→ What this task involves: Reproduce the listing below line for line without changing anything, but leave out the pictures.

→ Supplied information:
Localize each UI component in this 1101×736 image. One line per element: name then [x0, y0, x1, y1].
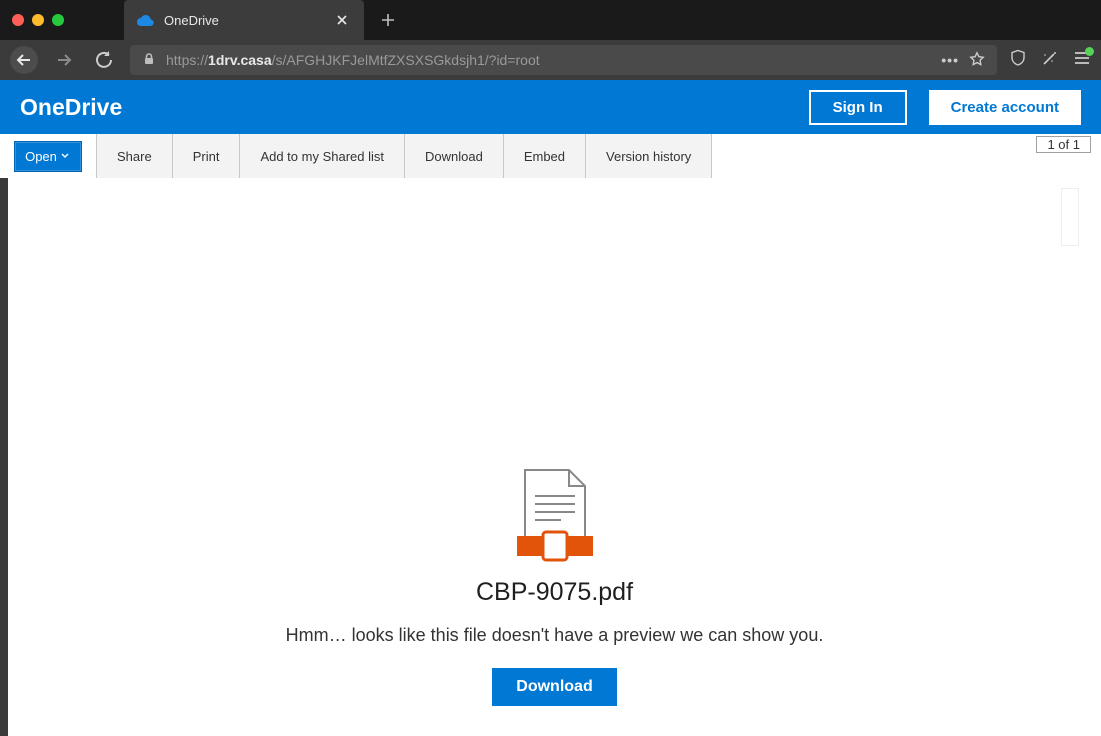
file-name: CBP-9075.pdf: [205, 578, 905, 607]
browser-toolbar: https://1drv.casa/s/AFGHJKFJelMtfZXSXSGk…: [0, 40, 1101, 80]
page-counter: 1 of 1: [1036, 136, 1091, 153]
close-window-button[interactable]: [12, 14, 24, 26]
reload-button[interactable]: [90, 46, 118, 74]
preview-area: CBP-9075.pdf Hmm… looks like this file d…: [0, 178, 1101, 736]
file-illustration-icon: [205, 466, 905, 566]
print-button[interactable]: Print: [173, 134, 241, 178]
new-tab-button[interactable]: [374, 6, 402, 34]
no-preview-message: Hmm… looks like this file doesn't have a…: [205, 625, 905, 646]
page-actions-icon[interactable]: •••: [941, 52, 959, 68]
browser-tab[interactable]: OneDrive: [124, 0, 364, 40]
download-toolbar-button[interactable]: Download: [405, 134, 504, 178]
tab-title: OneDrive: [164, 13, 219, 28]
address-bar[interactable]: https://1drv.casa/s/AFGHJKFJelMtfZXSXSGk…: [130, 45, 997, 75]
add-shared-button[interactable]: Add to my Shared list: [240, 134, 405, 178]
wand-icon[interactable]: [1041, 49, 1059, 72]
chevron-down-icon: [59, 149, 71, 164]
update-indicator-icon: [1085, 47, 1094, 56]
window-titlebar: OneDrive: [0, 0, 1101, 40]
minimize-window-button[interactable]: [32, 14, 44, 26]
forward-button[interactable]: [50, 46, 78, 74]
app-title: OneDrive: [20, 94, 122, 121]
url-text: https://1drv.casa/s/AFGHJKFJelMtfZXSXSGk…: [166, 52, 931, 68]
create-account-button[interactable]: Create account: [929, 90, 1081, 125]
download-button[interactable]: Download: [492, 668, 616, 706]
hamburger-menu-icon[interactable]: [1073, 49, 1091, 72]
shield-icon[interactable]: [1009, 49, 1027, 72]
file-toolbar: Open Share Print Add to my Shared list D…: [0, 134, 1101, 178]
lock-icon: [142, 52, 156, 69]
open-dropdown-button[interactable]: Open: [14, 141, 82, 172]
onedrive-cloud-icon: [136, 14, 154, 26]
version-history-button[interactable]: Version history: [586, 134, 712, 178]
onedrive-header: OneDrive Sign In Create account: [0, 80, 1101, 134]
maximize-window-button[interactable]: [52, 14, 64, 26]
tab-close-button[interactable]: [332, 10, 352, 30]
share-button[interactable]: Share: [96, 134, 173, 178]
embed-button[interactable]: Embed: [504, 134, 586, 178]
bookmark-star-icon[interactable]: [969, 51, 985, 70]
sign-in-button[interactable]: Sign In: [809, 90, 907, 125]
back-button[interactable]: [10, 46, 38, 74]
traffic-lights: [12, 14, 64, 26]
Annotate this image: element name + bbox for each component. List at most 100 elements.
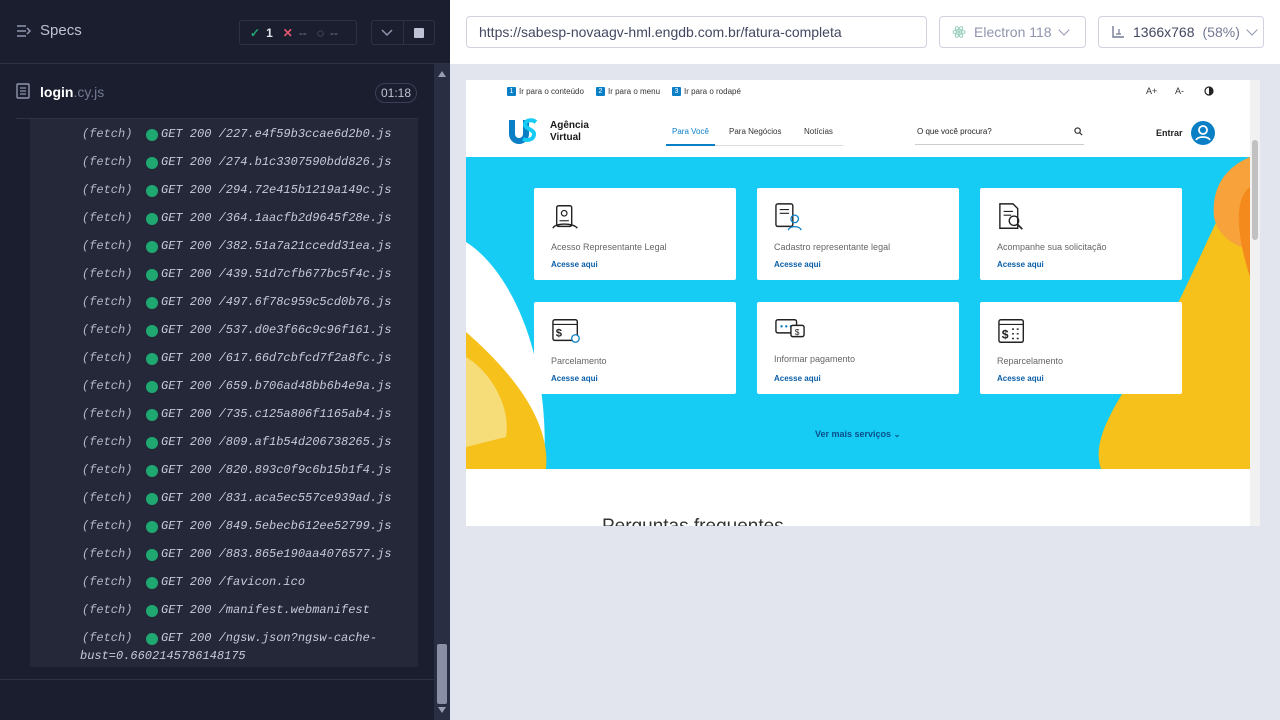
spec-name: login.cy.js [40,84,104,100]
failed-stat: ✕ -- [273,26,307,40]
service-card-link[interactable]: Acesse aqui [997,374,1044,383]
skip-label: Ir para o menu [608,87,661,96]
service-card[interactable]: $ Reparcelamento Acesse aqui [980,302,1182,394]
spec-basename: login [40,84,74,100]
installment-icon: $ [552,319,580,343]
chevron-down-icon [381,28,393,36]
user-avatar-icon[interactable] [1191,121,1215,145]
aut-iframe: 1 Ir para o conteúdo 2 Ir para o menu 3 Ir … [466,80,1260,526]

→ Task response:
Localize each UI component in this 1101×736 image. One line per element: name then [x0, y0, x1, y1].
file-name: CBP-9075.pdf: [205, 578, 905, 607]
browser-toolbar: https://1drv.casa/s/AFGHJKFJelMtfZXSXSGk…: [0, 40, 1101, 80]
page-counter: 1 of 1: [1036, 136, 1091, 153]
close-window-button[interactable]: [12, 14, 24, 26]
reload-button[interactable]: [90, 46, 118, 74]
preview-area: CBP-9075.pdf Hmm… looks like this file d…: [0, 178, 1101, 736]
file-illustration-icon: [205, 466, 905, 566]
print-button[interactable]: Print: [173, 134, 241, 178]
new-tab-button[interactable]: [374, 6, 402, 34]
no-preview-message: Hmm… looks like this file doesn't have a…: [205, 625, 905, 646]
page-actions-icon[interactable]: •••: [941, 52, 959, 68]
browser-tab[interactable]: OneDrive: [124, 0, 364, 40]
download-toolbar-button[interactable]: Download: [405, 134, 504, 178]
tab-title: OneDrive: [164, 13, 219, 28]
address-bar[interactable]: https://1drv.casa/s/AFGHJKFJelMtfZXSXSGk…: [130, 45, 997, 75]
add-shared-button[interactable]: Add to my Shared list: [240, 134, 405, 178]
wand-icon[interactable]: [1041, 49, 1059, 72]
chevron-down-icon: [59, 149, 71, 164]
update-indicator-icon: [1085, 47, 1094, 56]
window-titlebar: OneDrive: [0, 0, 1101, 40]
minimize-window-button[interactable]: [32, 14, 44, 26]
forward-button[interactable]: [50, 46, 78, 74]
app-title: OneDrive: [20, 94, 122, 121]
url-text: https://1drv.casa/s/AFGHJKFJelMtfZXSXSGk…: [166, 52, 931, 68]
create-account-button[interactable]: Create account: [929, 90, 1081, 125]
download-button[interactable]: Download: [492, 668, 616, 706]
hamburger-menu-icon[interactable]: [1073, 49, 1091, 72]
shield-icon[interactable]: [1009, 49, 1027, 72]
file-toolbar: Open Share Print Add to my Shared list D…: [0, 134, 1101, 178]
lock-icon: [142, 52, 156, 69]
open-dropdown-button[interactable]: Open: [14, 141, 82, 172]
onedrive-cloud-icon: [136, 14, 154, 26]
version-history-button[interactable]: Version history: [586, 134, 712, 178]
onedrive-header: OneDrive Sign In Create account: [0, 80, 1101, 134]
maximize-window-button[interactable]: [52, 14, 64, 26]
tab-close-button[interactable]: [332, 10, 352, 30]
share-button[interactable]: Share: [96, 134, 173, 178]
embed-button[interactable]: Embed: [504, 134, 586, 178]
bookmark-star-icon[interactable]: [969, 51, 985, 70]
sign-in-button[interactable]: Sign In: [809, 90, 907, 125]
back-button[interactable]: [10, 46, 38, 74]
traffic-lights: [12, 14, 64, 26]
Annotate this image: element name + bbox for each component. List at most 100 elements.
spec-name: login.cy.js [40,84,104,100]
failed-stat: ✕ -- [273,26,307,40]
service-card-link[interactable]: Acesse aqui [997,374,1044,383]
skip-label: Ir para o menu [608,87,661,96]
service-card[interactable]: $ Reparcelamento Acesse aqui [980,302,1182,394]
spec-basename: login [40,84,74,100]
installment-icon: $ [552,319,580,343]
chevron-down-icon [381,28,393,36]
user-avatar-icon[interactable] [1191,121,1215,145]
aut-iframe: 1 Ir para o conteúdo 2 Ir para o menu 3 Ir … [466,80,1260,526]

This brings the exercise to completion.